*OBJECTIVE*
Return the material exactly as supplied, apart from the pictures, which are omitted.

== EXCERPTED DATA ==

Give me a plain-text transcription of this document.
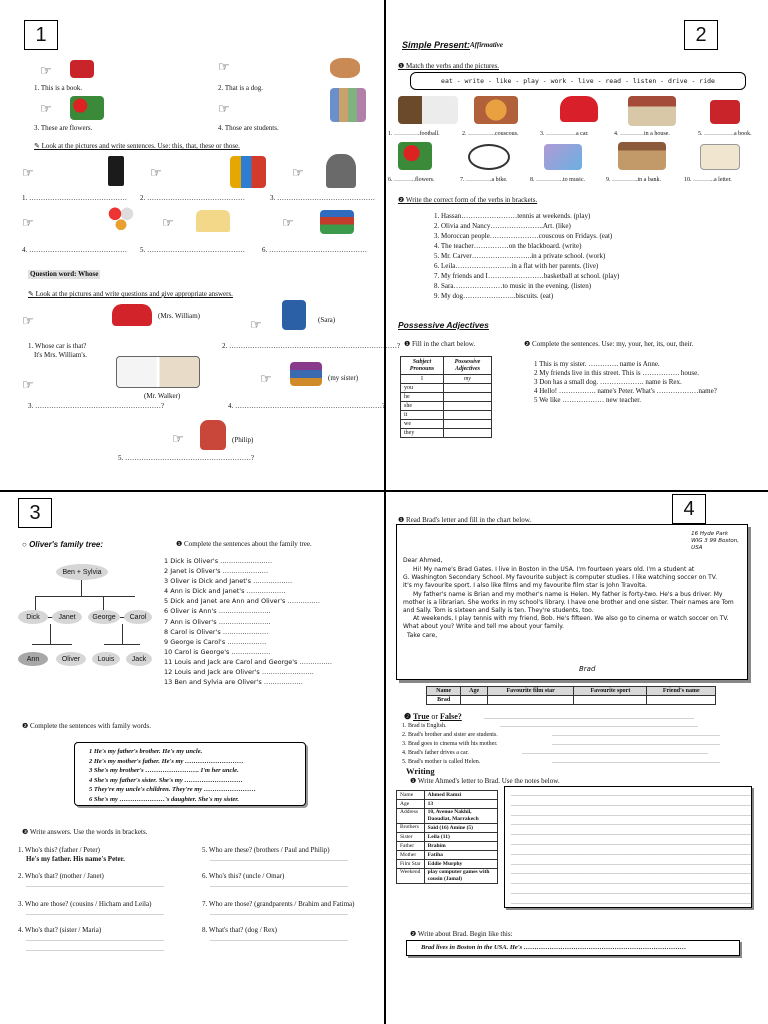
1
☞	☞
1. This is a book.	2. That is a dog.
☞	☞
3. These are flowers.	4. Those are students.
✎ Look at the pictures and write sentences. Use: this, that, these or those.
☞	☞	☞
1. …………………………………… 2. ……………………………………	3. ……………………………………
☞	☞	☞
4. …………………………………… 5. …………………………………… 6. ……………………………………
Question word: Whose
✎ Look at the pictures and write questions and give appropriate answers.
☞	(Mrs. William)
☞	(Sara)
1. Whose car is that?
It's Mrs. William's.
2. ………………………………………………………………?
☞
(Mr. Walker)
☞	(my sister)
3. ………………………………………………?	4. ………………………………………………………?
☞	(Philip)
5. ………………………………………………?
2
Simple Present: Affirmative
❶ Match the verbs and the pictures.
eat - write - like - play - work - live - read - listen - drive - ride
1. ………….football.	2. …………..couscous.	3. ……………a car.	4. …………in a house.	5. ……………a book.
6. ………..flowers.	7. ………….a bike.	8. …………..to music.	9. ………….in a bank.	10. ………..a letter.
❷ Write the correct form of the verbs in brackets.
1. Hassan……………………tennis at weekends. (play)
2. Olivia and Nancy…………………..Art. (like)
3. Moroccan people…………………couscous on Fridays. (eat)
4. The teacher……………on the blackboard. (write)
5. Mr. Carver……………………..in a private school. (work)
6. Leila……………………in a flat with her parents. (live)
7. My friends and I……………………basketball at school. (play)
8. Sara…………………to music in the evening. (listen)
9. My dog…………………..biscuits. (eat)
Possessive Adjectives
❶ Fill in the chart below.	❷ Complete the sentences. Use: my, your, her, its, our, their.
Subject Pronouns	Possessive Adjectives
I	my
you	
he	
she	
it	
we	
they	
1 This is my sister. …………. name is Anne.
2 My friends live in this street. This is ……………. house.
3 Don has a small dog. ………………. name is Rex.
4 Hello! ……………. name's Peter. What's ………………name?
5 We like ……………… new teacher.
3
○ Oliver's family tree:
Ben + Sylvia
Dick	Janet	George	Carol
Ann	Oliver	Louis	Jack
❶ Complete the sentences about the family tree.
1 Dick is Oliver's ……………………
2 Janet is Oliver's …………………
3 Oliver is Dick and Janet's ………………
4 Ann is Dick and Janet's ………………
5 Dick and Janet are Ann and Oliver's ……………
6 Oliver is Ann's ……………………
7 Ann is Oliver's ……………………
8 Carol is Oliver's …………………
9 George is Carol's ………………
10 Carol is George's ………………
11 Louis and Jack are Carol and George's ……………
12 Louis and Jack are Oliver's ……………………
13 Ben and Sylvia are Oliver's ………………
❷ Complete the sentences with family words.
1 He's my father's brother. He's my uncle.
2 He's my mother's father. He's my ………………………
3 She's my brother's ……………………. I'm her uncle.
4 She's my father's sister. She's my ………………………
5 They're my uncle's children. They're my ……………………
6 She's my …………………'s daughter. She's my sister.
❸ Write answers. Use the words in brackets.
1. Who's this? (father / Peter)
He's my father. His name's Peter.
2. Who's that? (mother / Janet)
……………………………………………………………
3. Who are those? (cousins / Hicham and Leila)
……………………………………………………………
4. Who's that? (sister / Maria)
……………………………………………………………
……………………………………………………………
5. Who are these? (brothers / Paul and Philip)
……………………………………………………………
6. Who's this? (uncle / Omar)
……………………………………………………………
7. Who are those? (grandparents / Brahim and Fatima)
……………………………………………………………
8. What's that? (dog / Rex)
……………………………………………………………
4
❶ Read Brad's letter and fill in the chart below.
16 Hyde Park
WIG 3 99 Boston,
USA
Dear Ahmed,
Hi! My name's Brad Gates. I live in Boston in the USA. I'm fourteen years old. I'm a student at
G. Washington Secondary School. My favourite subject is computer studies. I like watching soccer on TV.
It's my favourite sport. I also like films and my favourite film star is John Travolta.
My father's name is Brian and my mother's name is Helen. My father is forty-two. He's a bus driver. My
mother is a librarian. She works in my school's library. I have one brother and one sister. Their names are Tom
and Sally. Tom is sixteen and Sally is ten. They're students, too.
At weekends, I play tennis with my friend, Bob. He's fifteen. We also go to cinema or watch soccer on TV.
What about you? Write and tell me about your family.
Take care,
Brad
Name	Age	Favourite film star	Favourite sport	Friend's name
Brad				
❷ True or False?	……………………………………………………………………………………………
1. Brad is English.	………………………………………………………………………………………
2. Brad's brother and sister are students.	…………………………………………………………………………
3. Brad goes to cinema with his mother.	…………………………………………………………………………
4. Brad's father drives a car.	…………………………………………………………………………………
5. Brad's mother is called Helen.	…………………………………………………………………………
Writing
❶ Write Ahmed's letter to Brad. Use the notes below.
Name	Ahmed Ramzi
Age	13
Address	10, Avenue Nakhil, Daoudiat, Marrakech
Brothers	Said (16) Amine (5)
Sister	Leila (11)
Father	Brahim
Mother	Fatiha
Film Star	Eddie Murphy
Weekend	play computer games with cousin (Jamal)
…………………………………………………………………………………………………………
…………………………………………………………………………………………………………
…………………………………………………………………………………………………………
…………………………………………………………………………………………………………
…………………………………………………………………………………………………………
…………………………………………………………………………………………………………
…………………………………………………………………………………………………………
…………………………………………………………………………………………………………
…………………………………………………………………………………………………………
…………………………………………………………………………………………………………
…………………………………………………………………………………………………………
…………………………………………………………………………………………………………
❷ Write about Brad. Begin like this:
Brad lives in Boston in the USA. He's …………………………………………………………………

===

*EXERCISE SOLUTION*
Give me a plain-text transcription of this document.
1
☞	☞
1. This is a book.	2. That is a dog.
☞	☞
3. These are flowers.	4. Those are students.
✎ Look at the pictures and write sentences. Use: this, that, these or those.
☞	☞	☞
1. …………………………………… 2. ……………………………………	3. ……………………………………
☞	☞	☞
4. …………………………………… 5. …………………………………… 6. ……………………………………
Question word: Whose
✎ Look at the pictures and write questions and give appropriate answers.
☞	(Mrs. William)
☞	(Sara)
1. Whose car is that?
It's Mrs. William's.
2. ………………………………………………………………?
☞
(Mr. Walker)
☞	(my sister)
3. ………………………………………………?	4. ………………………………………………………?
☞	(Philip)
5. ………………………………………………?
2
Simple Present: Affirmative
❶ Match the verbs and the pictures.
eat - write - like - play - work - live - read - listen - drive - ride
1. ………….football.	2. …………..couscous.	3. ……………a car.	4. …………in a house.	5. ……………a book.
6. ………..flowers.	7. ………….a bike.	8. …………..to music.	9. ………….in a bank.	10. ………..a letter.
❷ Write the correct form of the verbs in brackets.
1. Hassan……………………tennis at weekends. (play)
2. Olivia and Nancy…………………..Art. (like)
3. Moroccan people…………………couscous on Fridays. (eat)
4. The teacher……………on the blackboard. (write)
5. Mr. Carver……………………..in a private school. (work)
6. Leila……………………in a flat with her parents. (live)
7. My friends and I……………………basketball at school. (play)
8. Sara…………………to music in the evening. (listen)
9. My dog…………………..biscuits. (eat)
Possessive Adjectives
❶ Fill in the chart below.	❷ Complete the sentences. Use: my, your, her, its, our, their.
Subject Pronouns	Possessive Adjectives
I	my
you	
he	
she	
it	
we	
they	
1 This is my sister. …………. name is Anne.
2 My friends live in this street. This is ……………. house.
3 Don has a small dog. ………………. name is Rex.
4 Hello! ……………. name's Peter. What's ………………name?
5 We like ……………… new teacher.
3
○ Oliver's family tree:
Ben + Sylvia
Dick	Janet	George	Carol
Ann	Oliver	Louis	Jack
❶ Complete the sentences about the family tree.
1 Dick is Oliver's ……………………
2 Janet is Oliver's …………………
3 Oliver is Dick and Janet's ………………
4 Ann is Dick and Janet's ………………
5 Dick and Janet are Ann and Oliver's ……………
6 Oliver is Ann's ……………………
7 Ann is Oliver's ……………………
8 Carol is Oliver's …………………
9 George is Carol's ………………
10 Carol is George's ………………
11 Louis and Jack are Carol and George's ……………
12 Louis and Jack are Oliver's ……………………
13 Ben and Sylvia are Oliver's ………………
❷ Complete the sentences with family words.
1 He's my father's brother. He's my uncle.
2 He's my mother's father. He's my ………………………
3 She's my brother's ……………………. I'm her uncle.
4 She's my father's sister. She's my ………………………
5 They're my uncle's children. They're my ……………………
6 She's my …………………'s daughter. She's my sister.
❸ Write answers. Use the words in brackets.
1. Who's this? (father / Peter)
He's my father. His name's Peter.
2. Who's that? (mother / Janet)
……………………………………………………………
3. Who are those? (cousins / Hicham and Leila)
……………………………………………………………
4. Who's that? (sister / Maria)
……………………………………………………………
……………………………………………………………
5. Who are these? (brothers / Paul and Philip)
……………………………………………………………
6. Who's this? (uncle / Omar)
……………………………………………………………
7. Who are those? (grandparents / Brahim and Fatima)
……………………………………………………………
8. What's that? (dog / Rex)
……………………………………………………………
4
❶ Read Brad's letter and fill in the chart below.
16 Hyde Park
WIG 3 99 Boston,
USA
Dear Ahmed,
Hi! My name's Brad Gates. I live in Boston in the USA. I'm fourteen years old. I'm a student at
G. Washington Secondary School. My favourite subject is computer studies. I like watching soccer on TV.
It's my favourite sport. I also like films and my favourite film star is John Travolta.
My father's name is Brian and my mother's name is Helen. My father is forty-two. He's a bus driver. My
mother is a librarian. She works in my school's library. I have one brother and one sister. Their names are Tom
and Sally. Tom is sixteen and Sally is ten. They're students, too.
At weekends, I play tennis with my friend, Bob. He's fifteen. We also go to cinema or watch soccer on TV.
What about you? Write and tell me about your family.
Take care,
Brad
Name	Age	Favourite film star	Favourite sport	Friend's name
Brad				
❷ True or False?	……………………………………………………………………………………………
1. Brad is English.	………………………………………………………………………………………
2. Brad's brother and sister are students.	…………………………………………………………………………
3. Brad goes to cinema with his mother.	…………………………………………………………………………
4. Brad's father drives a car.	…………………………………………………………………………………
5. Brad's mother is called Helen.	…………………………………………………………………………
Writing
❶ Write Ahmed's letter to Brad. Use the notes below.
Name	Ahmed Ramzi
Age	13
Address	10, Avenue Nakhil, Daoudiat, Marrakech
Brothers	Said (16) Amine (5)
Sister	Leila (11)
Father	Brahim
Mother	Fatiha
Film Star	Eddie Murphy
Weekend	play computer games with cousin (Jamal)
…………………………………………………………………………………………………………
…………………………………………………………………………………………………………
…………………………………………………………………………………………………………
…………………………………………………………………………………………………………
…………………………………………………………………………………………………………
…………………………………………………………………………………………………………
…………………………………………………………………………………………………………
…………………………………………………………………………………………………………
…………………………………………………………………………………………………………
…………………………………………………………………………………………………………
…………………………………………………………………………………………………………
…………………………………………………………………………………………………………
❷ Write about Brad. Begin like this:
Brad lives in Boston in the USA. He's …………………………………………………………………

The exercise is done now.